Rewrite the forum thread on XHTML validation from "If you want to use a" to "XHTML Transitional page.", putting "scripting tricks" in place of "javascript hacks".

--- DOCUMENT SECTION ---
════
Is there an alternative?

         

irotte

1:53 pm on Mar 5, 2004 (gmt 0)

10+ Year Member



I use this type of code on many pages of my site:
<a href="www.otherdomain.com" target="_blank">
blablabla
</a>

W3C validation says that it is not valid XHTML 1.0. I use strict XHTML like this:
<!DOCTYPE html
PUBLIC "-//W3C//DTD XHTML 1.0 Strict//EN"
"http://www.w3.org/TR/xhtml1/DTD/xhtml1-strict.dtd">

Is there a good alternative to have the same type of result? Maybe with CSS?

Mohamed_E

2:02 pm on Mar 5, 2004 (gmt 0)

WebmasterWorld Senior Member 10+ Year Member



See tedster's response (msg #8) in this thread: [webmasterworld.com...]

encyclo

2:48 pm on Mar 5, 2004 (gmt 0)

WebmasterWorld Senior Member 10+ Year Member



Tedster's reply is excellent, as usual. I would add this, however: if you want to use deprecated elements such as target="_blank" and still validate, you should be using a Transitional doctype rather than a strict one. In the case of XHTML, you can use:

<!DOCTYPE html PUBLIC "-//W3C//DTD XHTML 1.0 Transitional//EN" "http://www.w3.org/TR/xhtml1/DTD/xhtml1-transitional.dtd">

If you want to use a strict doctype, then you need to accept the constraints of the specification. It's your choice - an invalid XHTML Strict page, a valid XHTML Strict page full of javascript hacks whose only meaning is to pass the validation process, or a clean, valid XHTML Transitional page.
════
--- RECORDS SHOWN ---
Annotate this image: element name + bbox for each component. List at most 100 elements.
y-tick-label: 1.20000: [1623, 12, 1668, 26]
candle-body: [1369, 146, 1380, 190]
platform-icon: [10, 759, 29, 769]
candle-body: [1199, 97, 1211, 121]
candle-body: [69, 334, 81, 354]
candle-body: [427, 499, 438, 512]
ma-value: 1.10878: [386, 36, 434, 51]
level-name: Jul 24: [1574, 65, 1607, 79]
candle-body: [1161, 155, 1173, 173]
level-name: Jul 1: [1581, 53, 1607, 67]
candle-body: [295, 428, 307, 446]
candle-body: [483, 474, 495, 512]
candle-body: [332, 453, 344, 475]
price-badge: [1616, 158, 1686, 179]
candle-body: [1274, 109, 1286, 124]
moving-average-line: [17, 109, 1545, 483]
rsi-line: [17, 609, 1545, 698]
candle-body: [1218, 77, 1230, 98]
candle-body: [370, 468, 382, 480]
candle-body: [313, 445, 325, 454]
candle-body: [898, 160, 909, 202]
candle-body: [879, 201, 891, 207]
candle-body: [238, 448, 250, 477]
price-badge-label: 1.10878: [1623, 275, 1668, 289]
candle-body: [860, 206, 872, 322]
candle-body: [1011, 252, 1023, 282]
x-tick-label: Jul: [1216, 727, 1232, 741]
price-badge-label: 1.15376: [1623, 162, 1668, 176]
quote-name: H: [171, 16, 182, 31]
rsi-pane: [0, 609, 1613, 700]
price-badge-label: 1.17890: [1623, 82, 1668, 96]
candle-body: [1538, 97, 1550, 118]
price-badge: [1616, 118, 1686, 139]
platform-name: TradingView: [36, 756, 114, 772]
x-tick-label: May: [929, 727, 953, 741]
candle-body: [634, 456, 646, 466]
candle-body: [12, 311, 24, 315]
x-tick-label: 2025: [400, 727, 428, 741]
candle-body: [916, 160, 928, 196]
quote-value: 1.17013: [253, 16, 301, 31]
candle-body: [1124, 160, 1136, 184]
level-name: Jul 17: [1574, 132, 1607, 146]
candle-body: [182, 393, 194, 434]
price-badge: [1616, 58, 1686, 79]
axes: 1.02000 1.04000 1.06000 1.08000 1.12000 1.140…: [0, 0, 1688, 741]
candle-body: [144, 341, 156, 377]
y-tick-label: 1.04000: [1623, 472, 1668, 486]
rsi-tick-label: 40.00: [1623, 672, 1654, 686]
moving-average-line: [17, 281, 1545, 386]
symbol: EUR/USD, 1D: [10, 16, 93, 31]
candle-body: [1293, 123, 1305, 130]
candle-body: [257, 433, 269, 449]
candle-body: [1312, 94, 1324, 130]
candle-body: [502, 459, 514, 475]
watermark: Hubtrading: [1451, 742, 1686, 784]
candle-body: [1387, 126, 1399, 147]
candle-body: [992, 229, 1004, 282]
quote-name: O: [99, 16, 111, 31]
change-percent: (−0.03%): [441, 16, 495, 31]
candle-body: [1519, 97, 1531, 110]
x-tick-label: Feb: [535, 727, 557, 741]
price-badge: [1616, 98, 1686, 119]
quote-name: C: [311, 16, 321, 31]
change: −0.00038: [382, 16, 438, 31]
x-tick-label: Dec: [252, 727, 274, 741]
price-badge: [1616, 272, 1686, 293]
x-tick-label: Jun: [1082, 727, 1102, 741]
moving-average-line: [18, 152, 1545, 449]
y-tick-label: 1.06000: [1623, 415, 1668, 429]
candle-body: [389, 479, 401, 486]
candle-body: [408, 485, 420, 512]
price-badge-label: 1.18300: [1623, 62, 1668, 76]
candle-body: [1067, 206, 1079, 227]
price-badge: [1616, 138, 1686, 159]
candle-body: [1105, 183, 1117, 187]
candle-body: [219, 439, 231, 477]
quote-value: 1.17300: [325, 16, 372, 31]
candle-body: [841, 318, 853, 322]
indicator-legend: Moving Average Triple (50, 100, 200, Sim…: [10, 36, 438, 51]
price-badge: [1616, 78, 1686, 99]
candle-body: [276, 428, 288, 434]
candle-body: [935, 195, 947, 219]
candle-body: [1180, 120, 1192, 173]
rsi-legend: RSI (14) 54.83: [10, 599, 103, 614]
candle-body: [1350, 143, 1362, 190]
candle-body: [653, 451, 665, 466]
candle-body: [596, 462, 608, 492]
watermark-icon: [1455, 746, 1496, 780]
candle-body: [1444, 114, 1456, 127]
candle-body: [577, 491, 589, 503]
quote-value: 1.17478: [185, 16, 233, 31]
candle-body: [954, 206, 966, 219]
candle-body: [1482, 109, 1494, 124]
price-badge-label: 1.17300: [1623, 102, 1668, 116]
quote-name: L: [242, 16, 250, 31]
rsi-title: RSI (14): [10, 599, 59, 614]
════
--- REPLY TO THE TASK ---
If you want to use a strict doctype, then you need to accept the constraints of the specification. It's your choice - an invalid XHTML Strict page, a valid XHTML Strict page full of scripting tricks whose only meaning is to pass the validation process, or a clean, valid XHTML Transitional page.